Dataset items
****************

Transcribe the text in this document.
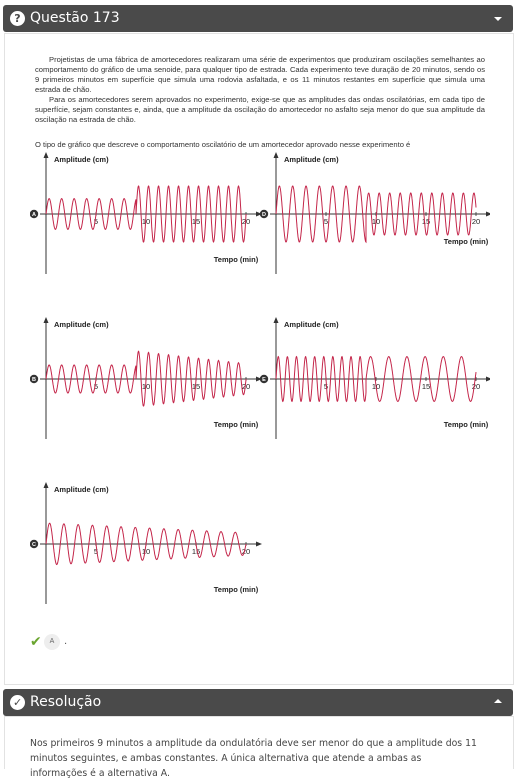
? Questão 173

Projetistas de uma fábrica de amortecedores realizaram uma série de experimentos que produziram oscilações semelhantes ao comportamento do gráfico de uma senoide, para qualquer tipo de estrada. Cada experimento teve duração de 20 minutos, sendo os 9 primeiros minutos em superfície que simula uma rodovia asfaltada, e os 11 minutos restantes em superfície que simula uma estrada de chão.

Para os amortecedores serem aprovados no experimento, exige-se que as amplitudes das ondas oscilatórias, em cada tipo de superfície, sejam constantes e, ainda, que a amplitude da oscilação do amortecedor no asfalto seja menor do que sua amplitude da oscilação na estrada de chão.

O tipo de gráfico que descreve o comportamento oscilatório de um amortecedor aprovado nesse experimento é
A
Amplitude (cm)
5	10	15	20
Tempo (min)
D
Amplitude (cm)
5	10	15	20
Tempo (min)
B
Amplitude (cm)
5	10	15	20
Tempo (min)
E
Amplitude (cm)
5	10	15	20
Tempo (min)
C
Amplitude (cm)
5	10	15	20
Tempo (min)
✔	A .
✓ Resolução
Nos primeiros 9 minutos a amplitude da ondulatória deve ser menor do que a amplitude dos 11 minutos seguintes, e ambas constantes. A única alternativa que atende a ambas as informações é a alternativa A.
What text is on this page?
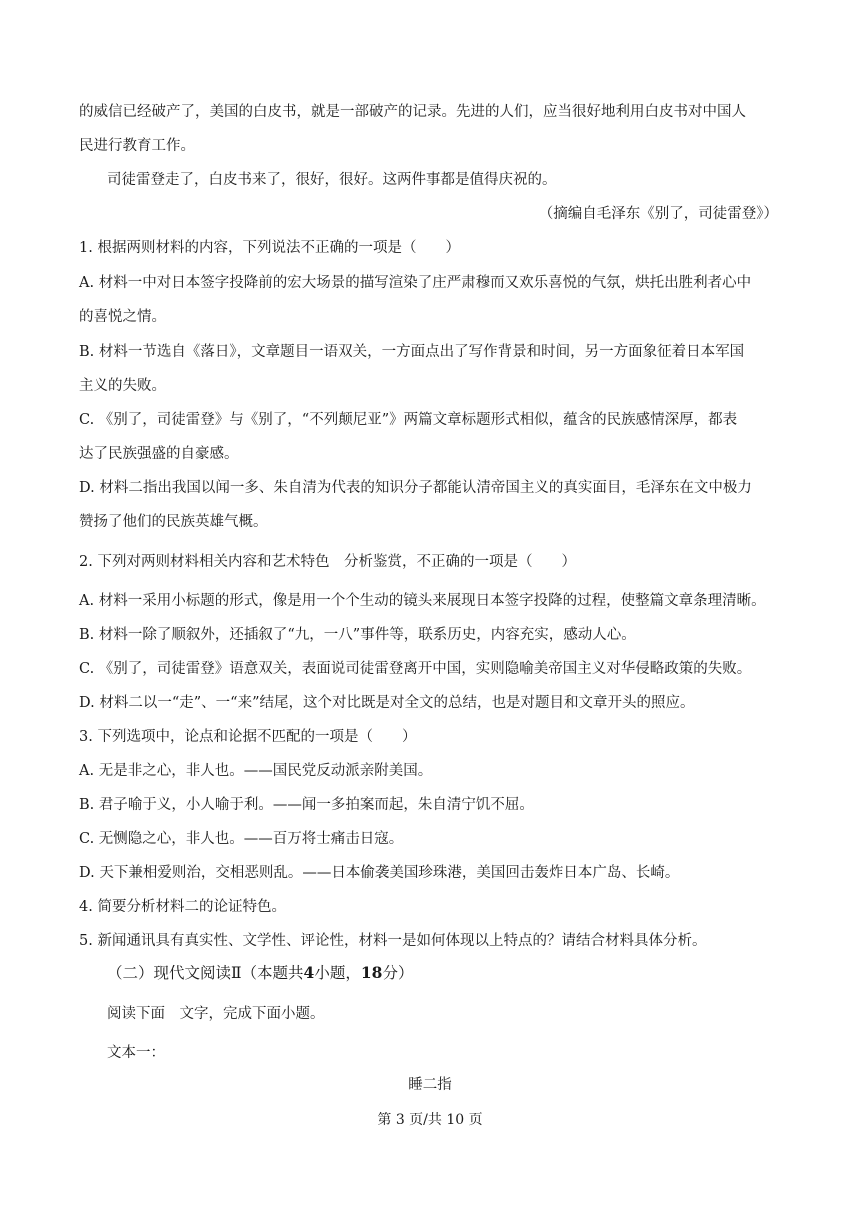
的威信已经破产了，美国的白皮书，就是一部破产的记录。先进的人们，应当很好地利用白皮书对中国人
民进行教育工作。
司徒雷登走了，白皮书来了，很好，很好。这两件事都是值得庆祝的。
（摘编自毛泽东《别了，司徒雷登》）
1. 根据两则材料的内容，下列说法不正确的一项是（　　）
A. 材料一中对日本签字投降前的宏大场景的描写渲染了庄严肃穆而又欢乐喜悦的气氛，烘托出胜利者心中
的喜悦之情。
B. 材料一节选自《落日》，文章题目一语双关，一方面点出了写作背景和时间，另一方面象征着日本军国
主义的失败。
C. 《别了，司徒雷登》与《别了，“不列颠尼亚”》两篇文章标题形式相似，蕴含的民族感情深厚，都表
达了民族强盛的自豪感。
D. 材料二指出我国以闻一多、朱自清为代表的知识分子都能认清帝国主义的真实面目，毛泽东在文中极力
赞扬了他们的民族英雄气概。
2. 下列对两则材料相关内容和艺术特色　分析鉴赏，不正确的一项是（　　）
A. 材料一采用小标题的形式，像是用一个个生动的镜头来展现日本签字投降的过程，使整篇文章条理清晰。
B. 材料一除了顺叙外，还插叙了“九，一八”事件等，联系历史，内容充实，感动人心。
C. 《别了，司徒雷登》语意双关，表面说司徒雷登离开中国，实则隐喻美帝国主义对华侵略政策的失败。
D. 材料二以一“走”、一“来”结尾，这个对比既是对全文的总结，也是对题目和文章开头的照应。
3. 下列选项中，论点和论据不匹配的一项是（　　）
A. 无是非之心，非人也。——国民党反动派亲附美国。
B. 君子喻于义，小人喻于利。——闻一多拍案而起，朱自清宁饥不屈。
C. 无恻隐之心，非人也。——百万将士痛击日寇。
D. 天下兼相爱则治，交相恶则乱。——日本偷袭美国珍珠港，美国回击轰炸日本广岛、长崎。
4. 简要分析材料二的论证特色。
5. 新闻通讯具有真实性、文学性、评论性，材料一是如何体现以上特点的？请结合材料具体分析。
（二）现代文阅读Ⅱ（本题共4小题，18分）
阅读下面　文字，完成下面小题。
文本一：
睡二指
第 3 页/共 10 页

****************

▶ [Task details]: Pick out every line holding the string "text" and return it.

▶ [Written answer]:
Transcribe the text in this document.
What text is on this page?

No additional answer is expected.